REQUIRED TASKS:
1 - From the cache patch thread, list each thing the patch adds.
2 - Using the cache patch thread, explain why applying the patch would require a cache wipe.
3 - Continue the cache patch thread from its last sentence.

PROVIDED PASSAGE:
--------------------------------------------------
You are viewing a plain text version of this content. The canonical link for it is here.
Posted to dev@trafficserver.apache.org by John Plevyak <jp...@acm.org> on 2009/12/10 01:15:21 UTC

cache partition size patch commit vote request

I would like to ask for a vote on whether or not to commit the cache 
partition size patch (+1, -1, 0).

Background:

In the current cache, the disk is broken up into 8GB partitions where
   - objects are hashed to partitions
   - an object must fit entirely in a partition effectively limiting 
object size and
      introducing potential competition
   - each partition has it's own write pointer, resulting in lots of 
seeks on large
      disks to write in different places

The patch adds:
   - support of partitions up to .5PB (500TB) with the default 512 block 
size
   - larger aggregation buffer: 2MB (since we have fewer we can have 
larger ones)
   - larger top fast IOBuffer size (64kB), this should probably be 
increased but this
      patch fixes bugs which prevent increasing this in the current code
   - internal cache support for large objects (still requires 
VIO/IOBuffer changes + HTTP changes)
   - experimental support for do_io_pread
   - new on disk format which will support do_io_pread as well as 
non-HTTP header access

Potential downsize:
   This patch changes the on disk format which will require a cache wipe.
   I have tried to include all the changes necessary to implement large 
object,
   pread and pluggable-protocol header usage, but one can never be sure.

The patch is available for under TS-46 in jira.

Thank you,
john

Re: cache partition size patch commit vote request

Posted by Bryan Call <bc...@yahoo-inc.com>.
+1 for committing the patch
-1 for having this in the first release

I think there needs to be more testing of the cache changes and the cache in general before these changes make it to a release branch.  I am open for discussion on how we can better test the cache, so I would feel more confident in the changes.

This isn't specific to changes to cache alone, I alway feel nervous when making fundamental changes to traffic server.  A couple weeks ago I spent some time trying to write a unit test for hostdb and just about went crazy trying to figure out the all the different libraries I needed to link in (I walked away from it before I went mad)...

I have an interesting dependency graph for traffic server.  I had to write a program to graph out all the dependencies, it was too much to do by hand.  Cleaning up our dependency hierarchy (well make it a hierarchy by removing the circular dependencies) would go a long way to making unit tests able to be written by mere mortals.
--------------------------------------------------
DATA BLOCK:
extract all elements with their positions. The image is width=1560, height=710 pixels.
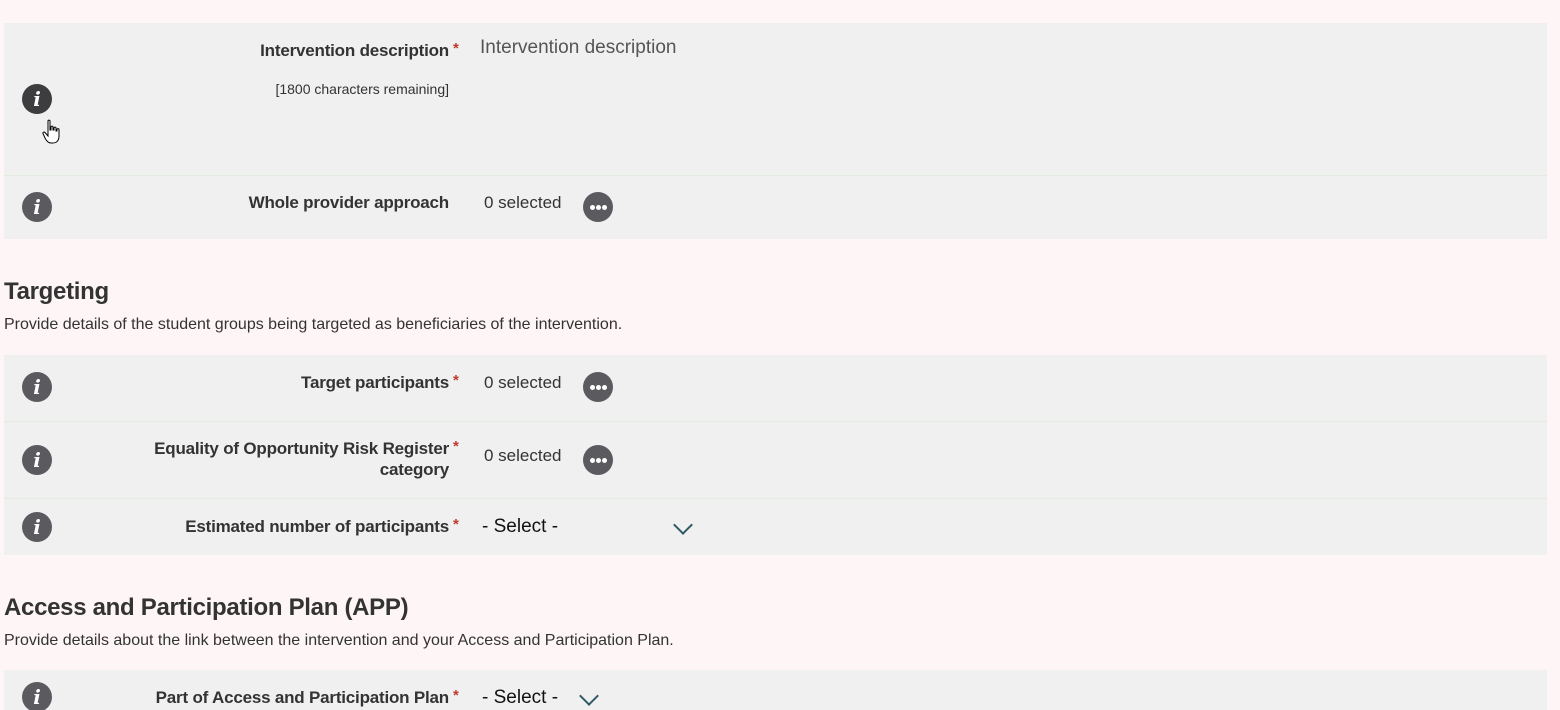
--------------------------------------------------
EXPECTED ANSWERS:
1 -
- Support for partitions up to .5PB (500TB) with the default 512 block size
- A larger aggregation buffer of 2MB
- A larger top fast IOBuffer size of 64kB
- Internal cache support for large objects
- Experimental support for do_io_pread
- A new on-disk format that will support do_io_pread and non-HTTP header access

2 - The patch changes the cache's on-disk format. Because of that change, the existing cache would have to be wiped.

3 -
-Bryan

On Dec 9, 2009, at 4:15 PM, John Plevyak wrote:

> 
> I would like to ask for a vote on whether or not to commit the cache partition size patch (+1, -1, 0).
> 
> Background:
> 
> In the current cache, the disk is broken up into 8GB partitions where
>  - objects are hashed to partitions
>  - an object must fit entirely in a partition effectively limiting object size and
>     introducing potential competition
>  - each partition has it's own write pointer, resulting in lots of seeks on large
>     disks to write in different places
> 
> The patch adds:
>  - support of partitions up to .5PB (500TB) with the default 512 block size
>  - larger aggregation buffer: 2MB (since we have fewer we can have larger ones)
>  - larger top fast IOBuffer size (64kB), this should probably be increased but this
>     patch fixes bugs which prevent increasing this in the current code
>  - internal cache support for large objects (still requires VIO/IOBuffer changes + HTTP changes)
>  - experimental support for do_io_pread
>  - new on disk format which will support do_io_pread as well as non-HTTP header access
> 
> Potential downsize:
>  This patch changes the on disk format which will require a cache wipe.
>  I have tried to include all the changes necessary to implement large object,
>  pread and pluggable-protocol header usage, but one can never be sure.
> 
> The patch is available for under TS-46 in jira.
> 
> Thank you,
> john



Re: cache partition size patch commit vote request

Posted by John Plevyak <jp...@acm.org>.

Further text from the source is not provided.